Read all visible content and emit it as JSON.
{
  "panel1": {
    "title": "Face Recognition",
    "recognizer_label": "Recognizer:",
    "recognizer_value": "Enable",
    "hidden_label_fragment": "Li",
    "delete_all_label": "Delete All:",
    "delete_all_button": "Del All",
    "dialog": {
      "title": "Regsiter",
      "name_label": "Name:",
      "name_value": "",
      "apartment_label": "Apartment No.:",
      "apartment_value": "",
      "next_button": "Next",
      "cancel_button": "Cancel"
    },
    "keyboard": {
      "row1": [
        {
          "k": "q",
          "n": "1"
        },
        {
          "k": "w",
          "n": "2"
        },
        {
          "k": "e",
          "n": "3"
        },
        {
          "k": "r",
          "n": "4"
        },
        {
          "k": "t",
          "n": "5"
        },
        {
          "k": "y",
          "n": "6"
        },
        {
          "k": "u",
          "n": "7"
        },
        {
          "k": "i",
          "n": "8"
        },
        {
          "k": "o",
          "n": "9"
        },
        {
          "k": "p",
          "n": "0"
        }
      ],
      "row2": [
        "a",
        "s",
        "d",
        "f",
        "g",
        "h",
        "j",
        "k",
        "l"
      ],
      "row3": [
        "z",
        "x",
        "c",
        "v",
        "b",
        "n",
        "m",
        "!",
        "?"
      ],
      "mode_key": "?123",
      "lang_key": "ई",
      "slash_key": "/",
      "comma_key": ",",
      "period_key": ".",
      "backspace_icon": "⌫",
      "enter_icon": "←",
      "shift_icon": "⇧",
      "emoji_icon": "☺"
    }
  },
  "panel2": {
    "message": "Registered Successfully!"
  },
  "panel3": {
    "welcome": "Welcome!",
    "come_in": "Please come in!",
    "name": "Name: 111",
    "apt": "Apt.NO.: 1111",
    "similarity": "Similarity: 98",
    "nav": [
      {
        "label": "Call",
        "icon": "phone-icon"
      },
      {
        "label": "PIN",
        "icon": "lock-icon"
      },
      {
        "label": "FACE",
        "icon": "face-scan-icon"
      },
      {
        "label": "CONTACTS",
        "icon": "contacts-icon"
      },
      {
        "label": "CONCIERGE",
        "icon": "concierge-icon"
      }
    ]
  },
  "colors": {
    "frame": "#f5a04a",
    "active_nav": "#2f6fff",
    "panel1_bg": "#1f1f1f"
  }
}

Work required = Return the entries in full, keeping every line exactly as it is.

Exercise result =
Read all visible content and emit it as JSON.
{
  "panel1": {
    "title": "Face Recognition",
    "recognizer_label": "Recognizer:",
    "recognizer_value": "Enable",
    "hidden_label_fragment": "Li",
    "delete_all_label": "Delete All:",
    "delete_all_button": "Del All",
    "dialog": {
      "title": "Regsiter",
      "name_label": "Name:",
      "name_value": "",
      "apartment_label": "Apartment No.:",
      "apartment_value": "",
      "next_button": "Next",
      "cancel_button": "Cancel"
    },
    "keyboard": {
      "row1": [
        {
          "k": "q",
          "n": "1"
        },
        {
          "k": "w",
          "n": "2"
        },
        {
          "k": "e",
          "n": "3"
        },
        {
          "k": "r",
          "n": "4"
        },
        {
          "k": "t",
          "n": "5"
        },
        {
          "k": "y",
          "n": "6"
        },
        {
          "k": "u",
          "n": "7"
        },
        {
          "k": "i",
          "n": "8"
        },
        {
          "k": "o",
          "n": "9"
        },
        {
          "k": "p",
          "n": "0"
        }
      ],
      "row2": [
        "a",
        "s",
        "d",
        "f",
        "g",
        "h",
        "j",
        "k",
        "l"
      ],
      "row3": [
        "z",
        "x",
        "c",
        "v",
        "b",
        "n",
        "m",
        "!",
        "?"
      ],
      "mode_key": "?123",
      "lang_key": "ई",
      "slash_key": "/",
      "comma_key": ",",
      "period_key": ".",
      "backspace_icon": "⌫",
      "enter_icon": "←",
      "shift_icon": "⇧",
      "emoji_icon": "☺"
    }
  },
  "panel2": {
    "message": "Registered Successfully!"
  },
  "panel3": {
    "welcome": "Welcome!",
    "come_in": "Please come in!",
    "name": "Name: 111",
    "apt": "Apt.NO.: 1111",
    "similarity": "Similarity: 98",
    "nav": [
      {
        "label": "Call",
        "icon": "phone-icon"
      },
      {
        "label": "PIN",
        "icon": "lock-icon"
      },
      {
        "label": "FACE",
        "icon": "face-scan-icon"
      },
      {
        "label": "CONTACTS",
        "icon": "contacts-icon"
      },
      {
        "label": "CONCIERGE",
        "icon": "concierge-icon"
      }
    ]
  },
  "colors": {
    "frame": "#f5a04a",
    "active_nav": "#2f6fff",
    "panel1_bg": "#1f1f1f"
  }
}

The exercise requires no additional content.